GIVEN DATA:
----

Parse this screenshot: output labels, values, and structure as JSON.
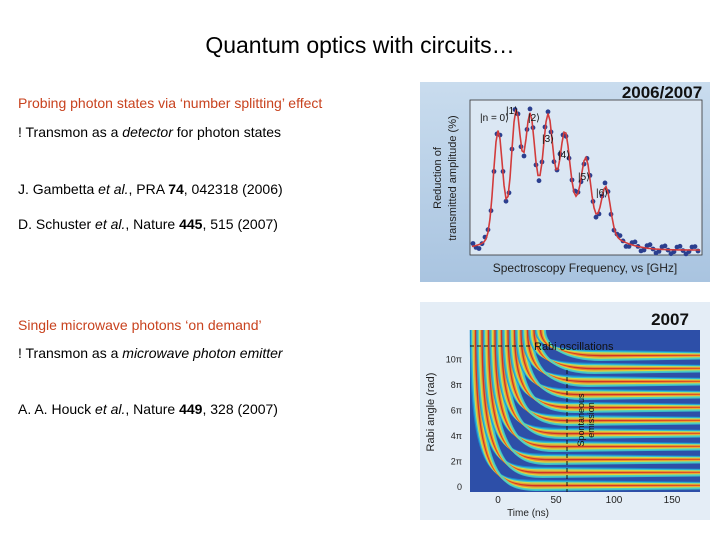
{
  "title": "Quantum optics with circuits…",
  "sections": [
    {
      "heading": "Probing photon states via ‘number splitting’ effect",
      "line": [
        "! Transmon as a ",
        "detector",
        " for photon states"
      ],
      "references": [
        [
          "J. Gambetta ",
          "et al.",
          ", PRA ",
          "74",
          ", 042318 (2006)"
        ],
        [
          "D. Schuster ",
          "et al.",
          ", Nature ",
          "445",
          ", 515 (2007)"
        ]
      ]
    },
    {
      "heading": "Single microwave photons ‘on demand’",
      "line": [
        "! Transmon as a ",
        "microwave photon emitter",
        ""
      ],
      "references": [
        [
          "A. A. Houck ",
          "et al.",
          ", Nature ",
          "449",
          ", 328 (2007)"
        ]
      ]
    }
  ],
  "figures": [
    {
      "year": "2006/2007",
      "y_label": [
        "Reduction of",
        "transmitted amplitude (%)"
      ],
      "x_label": "Spectroscopy Frequency, νs   [GHz]",
      "peak_labels": [
        "|n = 0⟩",
        "|1⟩",
        "|2⟩",
        "|3⟩",
        "|4⟩",
        "|5⟩",
        "|6⟩"
      ]
    },
    {
      "year": "2007",
      "annotation": "Rabi oscillations",
      "side_label": [
        "Spontaneous",
        "emission"
      ],
      "y_label": "Rabi angle (rad)",
      "yticks": [
        "10π",
        "8π",
        "6π",
        "4π",
        "2π",
        "0"
      ],
      "xticks": [
        "0",
        "50",
        "100",
        "150"
      ],
      "x_label": "Time (ns)"
    }
  ]
}
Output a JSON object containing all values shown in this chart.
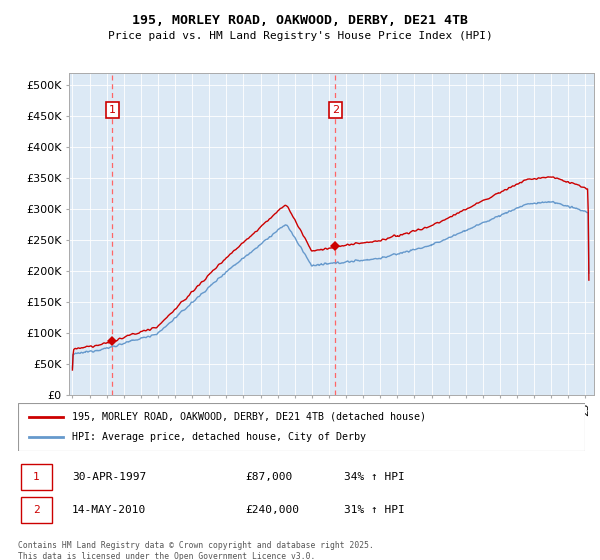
{
  "title1": "195, MORLEY ROAD, OAKWOOD, DERBY, DE21 4TB",
  "title2": "Price paid vs. HM Land Registry's House Price Index (HPI)",
  "ytick_vals": [
    0,
    50000,
    100000,
    150000,
    200000,
    250000,
    300000,
    350000,
    400000,
    450000,
    500000
  ],
  "ylim": [
    0,
    520000
  ],
  "xlim_start": 1994.8,
  "xlim_end": 2025.5,
  "bg_color": "#dce9f5",
  "plot_bg": "#dce9f5",
  "line1_color": "#cc0000",
  "line2_color": "#6699cc",
  "vline_color": "#ff6666",
  "annotation_box_color": "#cc0000",
  "legend_label1": "195, MORLEY ROAD, OAKWOOD, DERBY, DE21 4TB (detached house)",
  "legend_label2": "HPI: Average price, detached house, City of Derby",
  "note1_label": "1",
  "note1_date": "30-APR-1997",
  "note1_price": "£87,000",
  "note1_pct": "34% ↑ HPI",
  "note2_label": "2",
  "note2_date": "14-MAY-2010",
  "note2_price": "£240,000",
  "note2_pct": "31% ↑ HPI",
  "copyright": "Contains HM Land Registry data © Crown copyright and database right 2025.\nThis data is licensed under the Open Government Licence v3.0.",
  "sale1_year": 1997.33,
  "sale1_price": 87000,
  "sale2_year": 2010.37,
  "sale2_price": 240000
}
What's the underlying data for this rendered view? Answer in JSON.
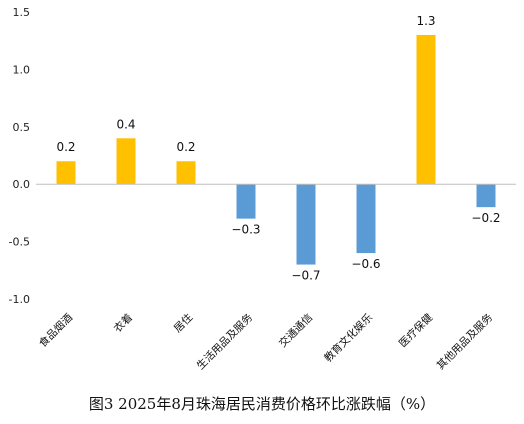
{
  "chart_data": {
    "type": "bar",
    "title": "图3 2025年8月珠海居民消费价格环比涨跌幅（%）",
    "categories": [
      "食品烟酒",
      "衣着",
      "居住",
      "生活用品及服务",
      "交通通信",
      "教育文化娱乐",
      "医疗保健",
      "其他用品及服务"
    ],
    "values": [
      0.2,
      0.4,
      0.2,
      -0.3,
      -0.7,
      -0.6,
      1.3,
      -0.2
    ],
    "data_labels": [
      "0.2",
      "0.4",
      "0.2",
      "−0.3",
      "−0.7",
      "−0.6",
      "1.3",
      "−0.2"
    ],
    "ylim": [
      -1.0,
      1.5
    ],
    "yticks": [
      "1.5",
      "1.0",
      "0.5",
      "0.0",
      "-0.5",
      "-1.0"
    ],
    "ytick_values": [
      1.5,
      1.0,
      0.5,
      0.0,
      -0.5,
      -1.0
    ],
    "xlabel": "",
    "ylabel": "",
    "grid": false,
    "legend": "none",
    "colors": {
      "positive": "#FFC000",
      "negative": "#5B9BD5",
      "axis": "#BFBFBF"
    }
  }
}
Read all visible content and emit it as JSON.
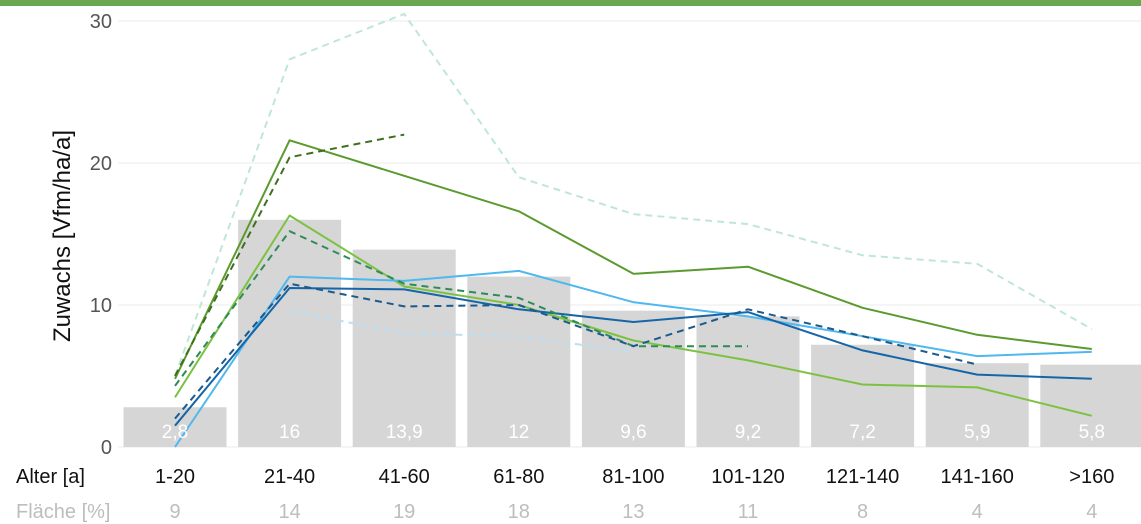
{
  "chart_data": {
    "type": "bar",
    "ylabel": "Zuwachs [Vfm/ha/a]",
    "xlabel": "Alter [a]",
    "categories": [
      "1-20",
      "21-40",
      "41-60",
      "61-80",
      "81-100",
      "101-120",
      "121-140",
      "141-160",
      ">160"
    ],
    "ylim": [
      0,
      30
    ],
    "y_ticks": [
      "0",
      "10",
      "20",
      "30"
    ],
    "grid": true,
    "bars": {
      "values": [
        2.8,
        16,
        13.9,
        12,
        9.6,
        9.2,
        7.2,
        5.9,
        5.8
      ],
      "labels": [
        "2,8",
        "16",
        "13,9",
        "12",
        "9,6",
        "9,2",
        "7,2",
        "5,9",
        "5,8"
      ],
      "color": "#d6d6d6"
    },
    "area_row": {
      "label": "Fläche [%]",
      "values": [
        "9",
        "14",
        "19",
        "18",
        "13",
        "11",
        "8",
        "4",
        "4"
      ]
    },
    "series": [
      {
        "color": "#5b9a2e",
        "style": "solid",
        "values": [
          4.8,
          21.6,
          19.1,
          16.6,
          12.2,
          12.7,
          9.8,
          7.9,
          6.9
        ]
      },
      {
        "color": "#7cc242",
        "style": "solid",
        "values": [
          3.5,
          16.3,
          11.3,
          10.0,
          7.5,
          6.1,
          4.4,
          4.2,
          2.2
        ]
      },
      {
        "color": "#4fb8ee",
        "style": "solid",
        "values": [
          0.0,
          12.0,
          11.7,
          12.4,
          10.2,
          9.2,
          7.8,
          6.4,
          6.7
        ]
      },
      {
        "color": "#1565a8",
        "style": "solid",
        "values": [
          1.5,
          11.2,
          11.1,
          9.7,
          8.8,
          9.5,
          6.8,
          5.1,
          4.8
        ]
      },
      {
        "color": "#bfe7d6",
        "style": "dashed",
        "values": [
          5.0,
          27.3,
          30.5,
          19.0,
          16.4,
          15.7,
          13.5,
          12.9,
          8.3
        ]
      },
      {
        "color": "#3f6e1f",
        "style": "dashed",
        "values": [
          5.0,
          20.4,
          22.0,
          null,
          null,
          null,
          null,
          null,
          null
        ]
      },
      {
        "color": "#2e8b57",
        "style": "dashed",
        "values": [
          4.3,
          15.2,
          11.5,
          10.5,
          7.1,
          7.1,
          null,
          null,
          null
        ]
      },
      {
        "color": "#1c5a8c",
        "style": "dashed",
        "values": [
          2.0,
          11.5,
          9.9,
          10.0,
          7.1,
          9.7,
          7.8,
          5.8,
          null
        ]
      },
      {
        "color": "#bcdff2",
        "style": "dashed",
        "values": [
          null,
          9.6,
          8.0,
          7.8,
          6.7,
          null,
          null,
          null,
          null
        ]
      }
    ]
  }
}
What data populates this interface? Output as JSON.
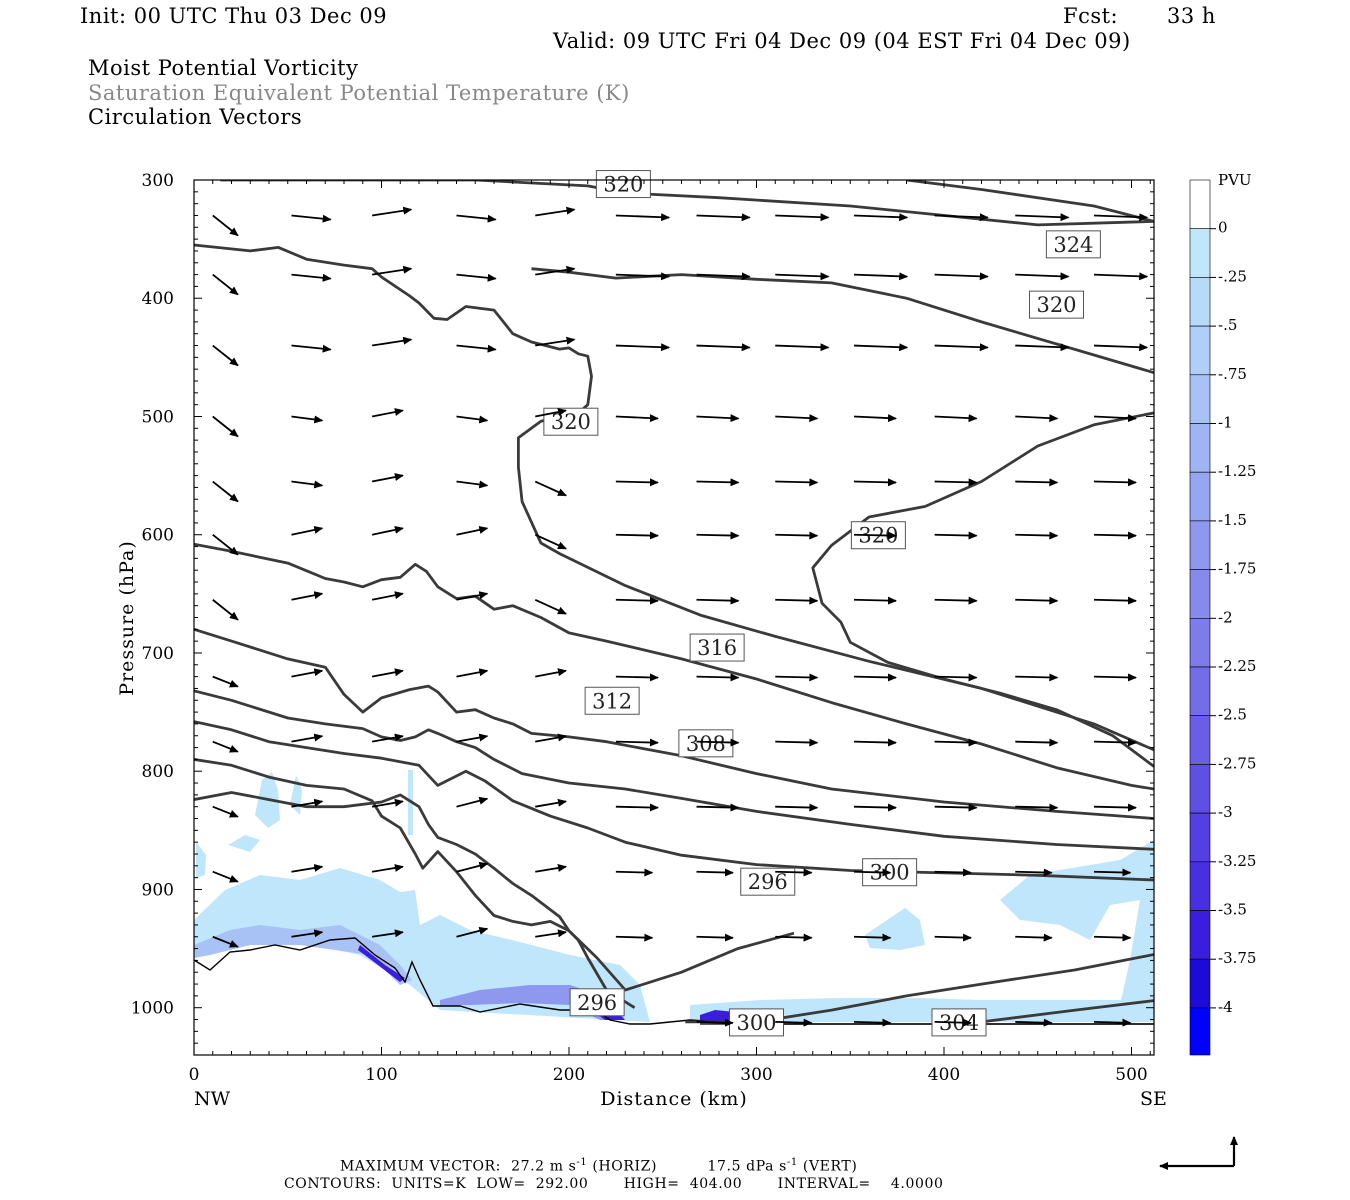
{
  "header": {
    "init": "Init: 00 UTC Thu 03 Dec 09",
    "fcst_label": "Fcst:",
    "fcst_value": "33 h",
    "valid": "Valid: 09 UTC Fri 04 Dec 09 (04 EST Fri 04 Dec 09)",
    "title_1": "Moist Potential Vorticity",
    "title_2": "Saturation Equivalent Potential Temperature (K)",
    "title_3": "Circulation Vectors"
  },
  "chart_data": {
    "type": "cross-section",
    "ylabel": "Pressure (hPa)",
    "xlabel": "Distance (km)",
    "x_ticks": [
      0,
      100,
      200,
      300,
      400,
      500
    ],
    "y_ticks": [
      300,
      400,
      500,
      600,
      700,
      800,
      900,
      1000
    ],
    "xlim": [
      0,
      512
    ],
    "ylim": [
      1040,
      300
    ],
    "y_scale": "linear",
    "x_end_labels": {
      "left": "NW",
      "right": "SE"
    },
    "colorbar": {
      "unit": "PVU",
      "ticks": [
        "0",
        "-.25",
        "-.5",
        "-.75",
        "-1",
        "-1.25",
        "-1.5",
        "-1.75",
        "-2",
        "-2.25",
        "-2.5",
        "-2.75",
        "-3",
        "-3.25",
        "-3.5",
        "-3.75",
        "-4"
      ],
      "colors": [
        "#ffffff",
        "#ffffff",
        "#bfe6fb",
        "#b8daf9",
        "#b0cef7",
        "#a8c2f5",
        "#9fb4f3",
        "#97a6f1",
        "#8e98ef",
        "#868aed",
        "#7d7cea",
        "#736de8",
        "#6a5ee6",
        "#5f4fe4",
        "#543fe2",
        "#482fdf",
        "#3b1edd",
        "#1c0ad8",
        "#0000ff"
      ]
    },
    "contours": [
      {
        "label": "320",
        "pts": [
          [
            14,
            300
          ],
          [
            80,
            300
          ],
          [
            150,
            300
          ],
          [
            210,
            305
          ],
          [
            230,
            311
          ],
          [
            280,
            315
          ],
          [
            350,
            322
          ],
          [
            450,
            338
          ],
          [
            512,
            335
          ]
        ]
      },
      {
        "label": "324",
        "pts": [
          [
            380,
            300
          ],
          [
            420,
            308
          ],
          [
            480,
            322
          ],
          [
            512,
            335
          ]
        ]
      },
      {
        "label": "320",
        "pts": [
          [
            0,
            355
          ],
          [
            30,
            360
          ],
          [
            45,
            357
          ],
          [
            60,
            367
          ],
          [
            80,
            372
          ],
          [
            95,
            375
          ],
          [
            100,
            382
          ],
          [
            115,
            398
          ],
          [
            120,
            404
          ],
          [
            128,
            417
          ],
          [
            135,
            418
          ],
          [
            145,
            407
          ],
          [
            160,
            410
          ],
          [
            170,
            430
          ],
          [
            180,
            437
          ],
          [
            195,
            443
          ],
          [
            200,
            442
          ],
          [
            205,
            447
          ],
          [
            210,
            449
          ],
          [
            212,
            466
          ],
          [
            210,
            490
          ],
          [
            205,
            497
          ],
          [
            185,
            504
          ],
          [
            173,
            518
          ],
          [
            173,
            543
          ],
          [
            175,
            572
          ],
          [
            185,
            607
          ],
          [
            195,
            616
          ],
          [
            230,
            643
          ],
          [
            270,
            668
          ],
          [
            310,
            686
          ],
          [
            360,
            707
          ],
          [
            420,
            730
          ],
          [
            480,
            760
          ],
          [
            512,
            782
          ]
        ]
      },
      {
        "label": "320",
        "pts": [
          [
            512,
            463
          ],
          [
            480,
            448
          ],
          [
            420,
            420
          ],
          [
            380,
            400
          ],
          [
            340,
            387
          ],
          [
            300,
            384
          ],
          [
            260,
            380
          ],
          [
            225,
            383
          ],
          [
            200,
            378
          ],
          [
            180,
            375
          ]
        ]
      },
      {
        "label": "320",
        "pts": [
          [
            512,
            497
          ],
          [
            480,
            507
          ],
          [
            450,
            525
          ],
          [
            420,
            555
          ],
          [
            390,
            576
          ],
          [
            360,
            585
          ],
          [
            340,
            609
          ],
          [
            330,
            628
          ],
          [
            335,
            658
          ],
          [
            345,
            674
          ],
          [
            350,
            691
          ],
          [
            370,
            708
          ],
          [
            400,
            722
          ],
          [
            430,
            734
          ],
          [
            460,
            748
          ],
          [
            490,
            770
          ],
          [
            512,
            796
          ]
        ]
      },
      {
        "label": "316",
        "pts": [
          [
            0,
            608
          ],
          [
            20,
            614
          ],
          [
            50,
            624
          ],
          [
            70,
            637
          ],
          [
            80,
            640
          ],
          [
            90,
            644
          ],
          [
            100,
            638
          ],
          [
            110,
            636
          ],
          [
            118,
            625
          ],
          [
            124,
            631
          ],
          [
            130,
            644
          ],
          [
            140,
            654
          ],
          [
            150,
            652
          ],
          [
            160,
            663
          ],
          [
            170,
            660
          ],
          [
            185,
            670
          ],
          [
            200,
            683
          ],
          [
            220,
            690
          ],
          [
            260,
            705
          ],
          [
            300,
            722
          ],
          [
            340,
            742
          ],
          [
            380,
            760
          ],
          [
            420,
            777
          ],
          [
            460,
            797
          ],
          [
            500,
            812
          ],
          [
            512,
            815
          ]
        ]
      },
      {
        "label": "312",
        "pts": [
          [
            0,
            680
          ],
          [
            20,
            690
          ],
          [
            50,
            705
          ],
          [
            70,
            712
          ],
          [
            80,
            735
          ],
          [
            90,
            750
          ],
          [
            100,
            738
          ],
          [
            115,
            731
          ],
          [
            125,
            728
          ],
          [
            130,
            733
          ],
          [
            140,
            750
          ],
          [
            150,
            748
          ],
          [
            160,
            755
          ],
          [
            170,
            760
          ],
          [
            180,
            768
          ],
          [
            200,
            771
          ],
          [
            220,
            775
          ],
          [
            260,
            787
          ],
          [
            300,
            802
          ],
          [
            340,
            815
          ],
          [
            400,
            826
          ],
          [
            460,
            834
          ],
          [
            512,
            840
          ]
        ]
      },
      {
        "label": "308",
        "pts": [
          [
            0,
            732
          ],
          [
            20,
            740
          ],
          [
            50,
            755
          ],
          [
            70,
            760
          ],
          [
            90,
            764
          ],
          [
            100,
            771
          ],
          [
            110,
            774
          ],
          [
            118,
            771
          ],
          [
            125,
            765
          ],
          [
            130,
            768
          ],
          [
            140,
            775
          ],
          [
            150,
            780
          ],
          [
            160,
            790
          ],
          [
            175,
            802
          ],
          [
            200,
            810
          ],
          [
            230,
            815
          ],
          [
            260,
            823
          ],
          [
            300,
            834
          ],
          [
            350,
            845
          ],
          [
            400,
            855
          ],
          [
            460,
            862
          ],
          [
            512,
            866
          ]
        ]
      },
      {
        "label": "300",
        "pts": [
          [
            0,
            758
          ],
          [
            20,
            765
          ],
          [
            40,
            775
          ],
          [
            60,
            780
          ],
          [
            80,
            785
          ],
          [
            100,
            789
          ],
          [
            120,
            795
          ],
          [
            130,
            812
          ],
          [
            145,
            800
          ],
          [
            155,
            808
          ],
          [
            170,
            825
          ],
          [
            190,
            838
          ],
          [
            210,
            848
          ],
          [
            230,
            860
          ],
          [
            260,
            871
          ],
          [
            300,
            879
          ],
          [
            350,
            884
          ],
          [
            400,
            886
          ],
          [
            450,
            888
          ],
          [
            512,
            892
          ]
        ]
      },
      {
        "label": "296",
        "pts": [
          [
            0,
            790
          ],
          [
            20,
            795
          ],
          [
            40,
            805
          ],
          [
            60,
            812
          ],
          [
            80,
            815
          ],
          [
            95,
            825
          ],
          [
            100,
            838
          ],
          [
            110,
            848
          ],
          [
            118,
            870
          ],
          [
            122,
            882
          ],
          [
            130,
            868
          ],
          [
            140,
            885
          ],
          [
            150,
            905
          ],
          [
            160,
            922
          ],
          [
            170,
            927
          ],
          [
            180,
            930
          ],
          [
            190,
            927
          ],
          [
            200,
            935
          ],
          [
            215,
            958
          ],
          [
            230,
            985
          ],
          [
            260,
            970
          ],
          [
            290,
            950
          ],
          [
            320,
            937
          ]
        ]
      },
      {
        "label": "296",
        "pts": [
          [
            0,
            824
          ],
          [
            20,
            818
          ],
          [
            40,
            824
          ],
          [
            60,
            830
          ],
          [
            80,
            830
          ],
          [
            100,
            826
          ],
          [
            110,
            820
          ],
          [
            120,
            830
          ],
          [
            125,
            845
          ],
          [
            130,
            856
          ],
          [
            140,
            862
          ],
          [
            150,
            870
          ],
          [
            160,
            882
          ],
          [
            170,
            895
          ],
          [
            180,
            905
          ],
          [
            195,
            923
          ],
          [
            200,
            935
          ],
          [
            205,
            943
          ],
          [
            210,
            958
          ],
          [
            220,
            985
          ],
          [
            235,
            1000
          ]
        ]
      },
      {
        "label": "300",
        "pts": [
          [
            262,
            1012
          ],
          [
            300,
            1012
          ],
          [
            340,
            1002
          ],
          [
            380,
            990
          ],
          [
            420,
            980
          ],
          [
            470,
            968
          ],
          [
            512,
            955
          ]
        ]
      },
      {
        "label": "304",
        "pts": [
          [
            420,
            1012
          ],
          [
            470,
            1002
          ],
          [
            512,
            994
          ]
        ]
      }
    ],
    "vectors_note": "circulation vectors",
    "info": {
      "max_vector_horiz": "27.2 m s-1 (HORIZ)",
      "max_vector_vert": "17.5 dPa s-1 (VERT)",
      "units": "K",
      "low": "292.00",
      "high": "404.00",
      "interval": "4.0000"
    }
  },
  "footer": {
    "line1": "MAXIMUM VECTOR:  27.2 m s",
    "line1_sup": "-1",
    "line1_b": " (HORIZ)          17.5 dPa s",
    "line1_sup2": "-1",
    "line1_c": " (VERT)",
    "line2": "CONTOURS:  UNITS=K  LOW=  292.00       HIGH=  404.00       INTERVAL=    4.0000"
  }
}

----

DIRECTION: Filter the data, keeping only the lines that contain "microwave".

WORKED SOLUTION:
      "heading": "Single microwave photons ‘on demand’",
        "microwave photon emitter",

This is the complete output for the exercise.